## EXERCISE DETAILS
Count the lines in the records below that contain the word "name", and give only that number.

Records from a data source
=====
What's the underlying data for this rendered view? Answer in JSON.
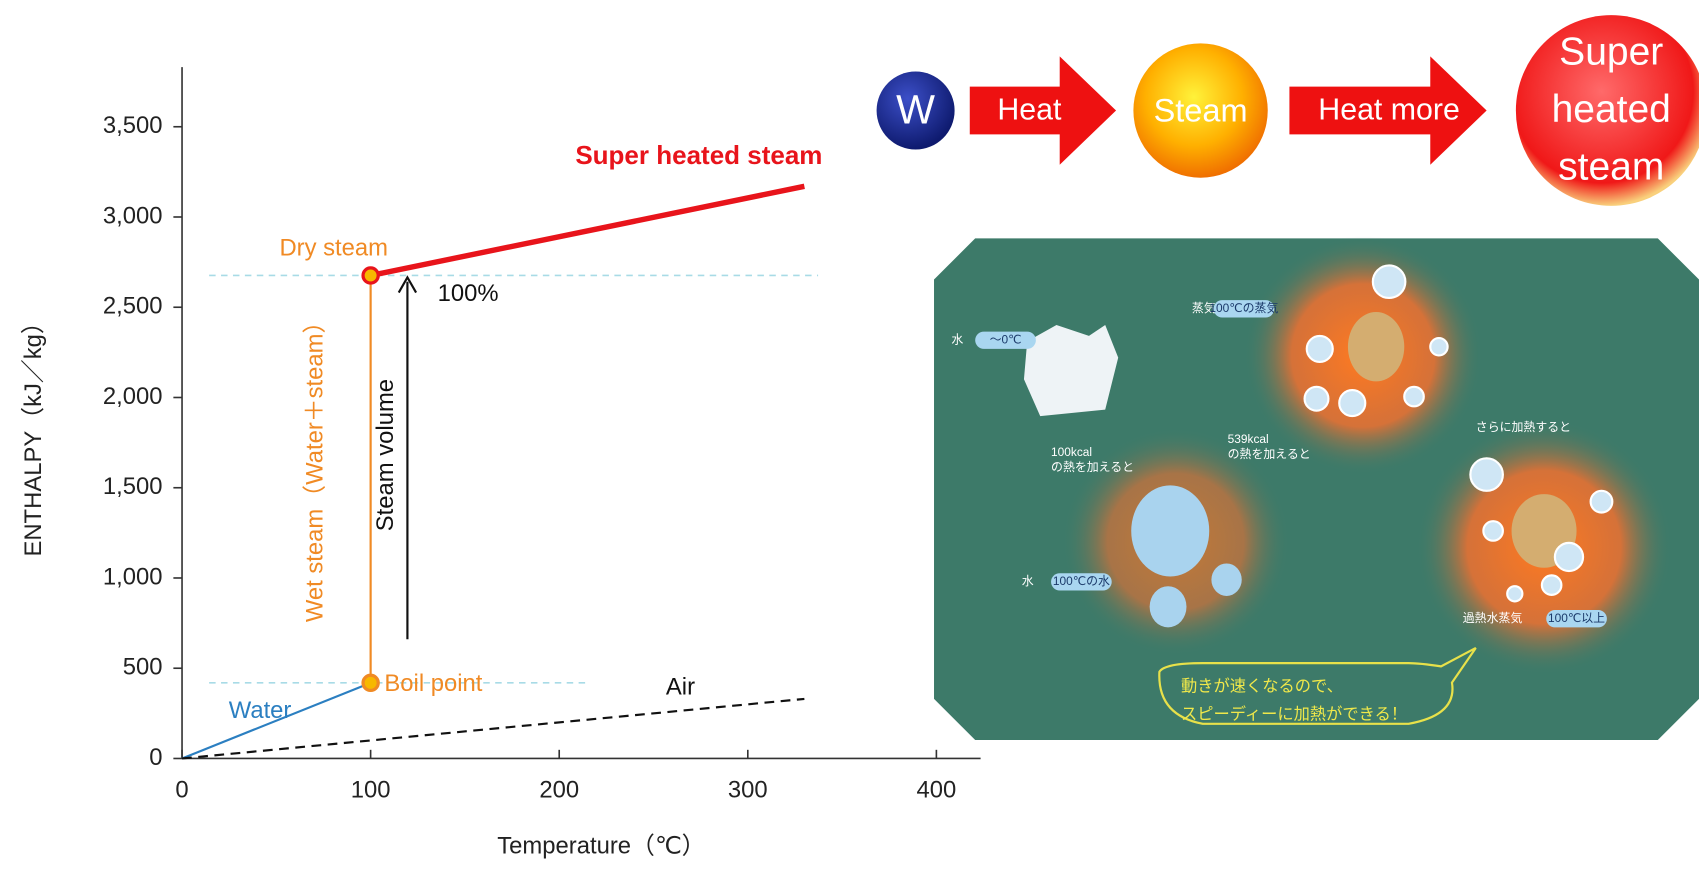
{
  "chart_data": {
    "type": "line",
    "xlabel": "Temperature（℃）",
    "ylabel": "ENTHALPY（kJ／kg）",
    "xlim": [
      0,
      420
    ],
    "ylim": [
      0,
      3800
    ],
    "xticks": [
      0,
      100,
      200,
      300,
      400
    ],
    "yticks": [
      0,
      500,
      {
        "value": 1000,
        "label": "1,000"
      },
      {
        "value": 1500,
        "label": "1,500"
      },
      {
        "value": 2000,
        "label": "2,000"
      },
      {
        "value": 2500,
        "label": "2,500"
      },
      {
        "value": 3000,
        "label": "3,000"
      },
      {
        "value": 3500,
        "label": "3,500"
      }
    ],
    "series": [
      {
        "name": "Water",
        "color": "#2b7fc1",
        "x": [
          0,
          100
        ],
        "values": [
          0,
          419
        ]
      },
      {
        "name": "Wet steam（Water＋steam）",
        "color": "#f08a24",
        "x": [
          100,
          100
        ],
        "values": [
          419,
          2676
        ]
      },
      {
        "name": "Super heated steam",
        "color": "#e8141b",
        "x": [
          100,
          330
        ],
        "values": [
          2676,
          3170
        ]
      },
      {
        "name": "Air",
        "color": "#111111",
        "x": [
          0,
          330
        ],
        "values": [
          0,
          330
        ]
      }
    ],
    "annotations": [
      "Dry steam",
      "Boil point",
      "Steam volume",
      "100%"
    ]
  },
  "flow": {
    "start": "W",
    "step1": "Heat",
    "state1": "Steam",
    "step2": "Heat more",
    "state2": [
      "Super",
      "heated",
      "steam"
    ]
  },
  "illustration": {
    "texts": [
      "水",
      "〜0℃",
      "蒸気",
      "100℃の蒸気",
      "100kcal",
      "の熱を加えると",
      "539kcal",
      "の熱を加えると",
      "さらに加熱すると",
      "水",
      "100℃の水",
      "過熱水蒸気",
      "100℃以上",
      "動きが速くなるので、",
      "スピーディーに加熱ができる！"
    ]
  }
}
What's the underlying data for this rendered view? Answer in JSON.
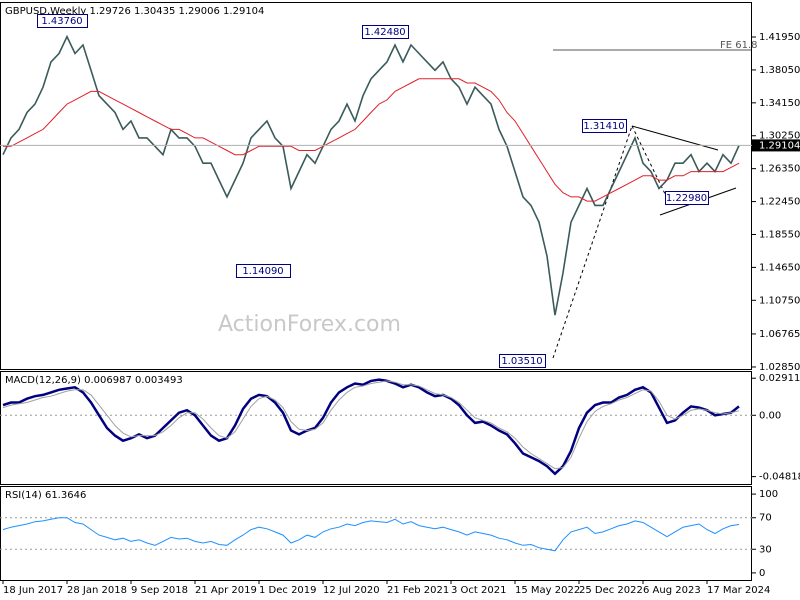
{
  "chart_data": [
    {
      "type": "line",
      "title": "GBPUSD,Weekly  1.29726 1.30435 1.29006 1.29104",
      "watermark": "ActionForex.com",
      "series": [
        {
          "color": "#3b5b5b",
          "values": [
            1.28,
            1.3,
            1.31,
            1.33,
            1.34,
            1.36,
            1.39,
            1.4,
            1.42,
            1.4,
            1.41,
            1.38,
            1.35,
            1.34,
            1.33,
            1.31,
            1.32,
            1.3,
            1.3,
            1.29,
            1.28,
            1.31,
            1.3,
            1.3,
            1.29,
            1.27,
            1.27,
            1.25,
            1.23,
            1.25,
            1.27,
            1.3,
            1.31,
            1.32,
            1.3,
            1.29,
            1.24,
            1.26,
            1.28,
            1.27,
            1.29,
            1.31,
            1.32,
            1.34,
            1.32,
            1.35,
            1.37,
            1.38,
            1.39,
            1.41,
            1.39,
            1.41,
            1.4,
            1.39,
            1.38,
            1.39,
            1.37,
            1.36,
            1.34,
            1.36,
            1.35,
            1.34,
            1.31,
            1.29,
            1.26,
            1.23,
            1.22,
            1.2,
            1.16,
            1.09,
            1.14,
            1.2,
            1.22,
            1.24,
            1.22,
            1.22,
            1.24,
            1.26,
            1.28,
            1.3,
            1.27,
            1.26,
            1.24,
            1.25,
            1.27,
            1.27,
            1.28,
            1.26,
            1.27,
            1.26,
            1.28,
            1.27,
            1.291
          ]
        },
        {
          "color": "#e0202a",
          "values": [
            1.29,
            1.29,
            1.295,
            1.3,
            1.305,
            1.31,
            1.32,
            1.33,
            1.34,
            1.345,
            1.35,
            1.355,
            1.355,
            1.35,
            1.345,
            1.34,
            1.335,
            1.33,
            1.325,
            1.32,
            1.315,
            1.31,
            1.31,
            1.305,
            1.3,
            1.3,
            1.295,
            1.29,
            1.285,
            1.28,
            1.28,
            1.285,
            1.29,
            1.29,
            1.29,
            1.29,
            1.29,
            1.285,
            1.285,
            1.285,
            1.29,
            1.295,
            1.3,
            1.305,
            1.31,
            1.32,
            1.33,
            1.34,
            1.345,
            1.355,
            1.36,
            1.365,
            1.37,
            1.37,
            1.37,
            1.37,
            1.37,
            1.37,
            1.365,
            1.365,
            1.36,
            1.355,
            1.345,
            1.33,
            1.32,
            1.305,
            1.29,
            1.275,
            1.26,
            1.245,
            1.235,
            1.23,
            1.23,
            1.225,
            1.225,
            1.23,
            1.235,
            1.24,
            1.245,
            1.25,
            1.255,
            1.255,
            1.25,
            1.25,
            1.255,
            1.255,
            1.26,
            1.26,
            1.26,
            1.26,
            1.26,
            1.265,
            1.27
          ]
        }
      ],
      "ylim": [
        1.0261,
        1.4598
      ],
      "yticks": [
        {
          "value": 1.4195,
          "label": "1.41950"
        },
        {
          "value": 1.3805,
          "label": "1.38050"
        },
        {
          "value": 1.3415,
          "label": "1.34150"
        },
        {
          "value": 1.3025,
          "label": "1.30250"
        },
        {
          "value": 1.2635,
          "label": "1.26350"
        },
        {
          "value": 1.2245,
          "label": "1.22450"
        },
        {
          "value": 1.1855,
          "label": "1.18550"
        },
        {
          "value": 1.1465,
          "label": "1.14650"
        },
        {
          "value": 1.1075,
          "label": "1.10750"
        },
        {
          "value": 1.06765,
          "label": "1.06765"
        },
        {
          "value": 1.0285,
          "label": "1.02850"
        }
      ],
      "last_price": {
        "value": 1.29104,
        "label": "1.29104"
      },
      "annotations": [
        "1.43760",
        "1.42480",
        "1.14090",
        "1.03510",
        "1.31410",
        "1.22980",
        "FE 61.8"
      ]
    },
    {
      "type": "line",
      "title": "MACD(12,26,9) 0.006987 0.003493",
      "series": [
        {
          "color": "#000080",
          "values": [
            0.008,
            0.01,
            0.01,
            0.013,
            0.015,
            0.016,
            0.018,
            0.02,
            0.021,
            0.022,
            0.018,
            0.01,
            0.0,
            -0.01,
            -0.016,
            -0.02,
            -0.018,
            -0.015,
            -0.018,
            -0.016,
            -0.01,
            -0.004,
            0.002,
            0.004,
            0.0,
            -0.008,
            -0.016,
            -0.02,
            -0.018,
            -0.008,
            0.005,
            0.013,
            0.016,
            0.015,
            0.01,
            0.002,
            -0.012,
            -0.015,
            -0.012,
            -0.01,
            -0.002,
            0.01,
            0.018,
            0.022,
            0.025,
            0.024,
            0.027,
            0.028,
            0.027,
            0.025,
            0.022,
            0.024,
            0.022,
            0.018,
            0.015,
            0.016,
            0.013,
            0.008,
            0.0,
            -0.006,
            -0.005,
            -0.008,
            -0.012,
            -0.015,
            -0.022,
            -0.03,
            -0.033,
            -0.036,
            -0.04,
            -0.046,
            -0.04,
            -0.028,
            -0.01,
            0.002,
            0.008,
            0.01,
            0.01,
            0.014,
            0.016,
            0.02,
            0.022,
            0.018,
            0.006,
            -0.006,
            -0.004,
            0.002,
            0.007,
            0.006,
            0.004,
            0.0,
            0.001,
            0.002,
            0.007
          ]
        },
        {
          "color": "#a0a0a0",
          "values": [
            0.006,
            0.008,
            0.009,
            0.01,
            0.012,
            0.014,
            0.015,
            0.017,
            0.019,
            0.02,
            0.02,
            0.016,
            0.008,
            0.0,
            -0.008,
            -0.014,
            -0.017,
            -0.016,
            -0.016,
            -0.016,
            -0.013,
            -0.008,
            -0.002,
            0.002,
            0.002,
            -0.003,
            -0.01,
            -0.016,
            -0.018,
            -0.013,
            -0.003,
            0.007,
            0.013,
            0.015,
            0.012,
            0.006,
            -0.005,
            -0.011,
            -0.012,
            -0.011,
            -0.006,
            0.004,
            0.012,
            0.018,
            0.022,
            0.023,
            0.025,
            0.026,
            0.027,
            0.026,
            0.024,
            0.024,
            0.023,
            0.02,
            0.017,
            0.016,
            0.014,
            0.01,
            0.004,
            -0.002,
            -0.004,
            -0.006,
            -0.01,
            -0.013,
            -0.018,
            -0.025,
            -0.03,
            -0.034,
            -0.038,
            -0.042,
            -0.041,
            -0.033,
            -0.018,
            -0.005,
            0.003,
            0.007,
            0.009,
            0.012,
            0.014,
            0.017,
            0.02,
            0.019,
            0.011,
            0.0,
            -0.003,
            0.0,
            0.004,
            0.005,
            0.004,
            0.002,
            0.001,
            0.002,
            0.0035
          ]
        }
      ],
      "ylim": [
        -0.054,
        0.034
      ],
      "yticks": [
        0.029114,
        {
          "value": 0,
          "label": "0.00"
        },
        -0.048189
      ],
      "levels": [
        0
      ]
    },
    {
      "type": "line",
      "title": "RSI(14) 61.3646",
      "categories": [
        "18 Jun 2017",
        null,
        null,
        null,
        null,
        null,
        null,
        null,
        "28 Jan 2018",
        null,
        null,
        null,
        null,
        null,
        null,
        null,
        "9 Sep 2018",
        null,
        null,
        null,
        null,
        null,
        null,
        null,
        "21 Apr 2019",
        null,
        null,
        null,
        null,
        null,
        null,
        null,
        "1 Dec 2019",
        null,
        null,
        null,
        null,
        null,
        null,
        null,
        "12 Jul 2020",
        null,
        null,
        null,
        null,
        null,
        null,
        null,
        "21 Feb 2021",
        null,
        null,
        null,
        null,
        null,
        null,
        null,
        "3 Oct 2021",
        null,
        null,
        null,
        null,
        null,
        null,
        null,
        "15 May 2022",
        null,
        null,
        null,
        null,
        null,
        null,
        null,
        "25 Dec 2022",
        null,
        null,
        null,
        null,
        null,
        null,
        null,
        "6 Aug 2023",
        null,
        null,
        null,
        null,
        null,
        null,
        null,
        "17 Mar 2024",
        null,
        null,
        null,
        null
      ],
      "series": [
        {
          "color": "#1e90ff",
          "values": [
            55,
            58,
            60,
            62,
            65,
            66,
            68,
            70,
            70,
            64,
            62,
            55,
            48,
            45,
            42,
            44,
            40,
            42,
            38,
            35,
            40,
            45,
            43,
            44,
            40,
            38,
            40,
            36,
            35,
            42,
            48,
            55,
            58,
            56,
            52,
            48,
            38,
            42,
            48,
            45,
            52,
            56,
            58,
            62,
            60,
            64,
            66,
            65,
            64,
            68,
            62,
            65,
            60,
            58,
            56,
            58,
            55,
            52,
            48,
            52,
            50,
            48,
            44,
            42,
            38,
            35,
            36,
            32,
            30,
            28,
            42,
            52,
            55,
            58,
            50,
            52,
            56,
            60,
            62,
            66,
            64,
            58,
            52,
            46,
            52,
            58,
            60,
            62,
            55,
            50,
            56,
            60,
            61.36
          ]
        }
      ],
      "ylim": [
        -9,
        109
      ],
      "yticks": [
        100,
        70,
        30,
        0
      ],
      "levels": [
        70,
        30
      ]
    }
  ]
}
=====
## EXPECTED OUTPUT
4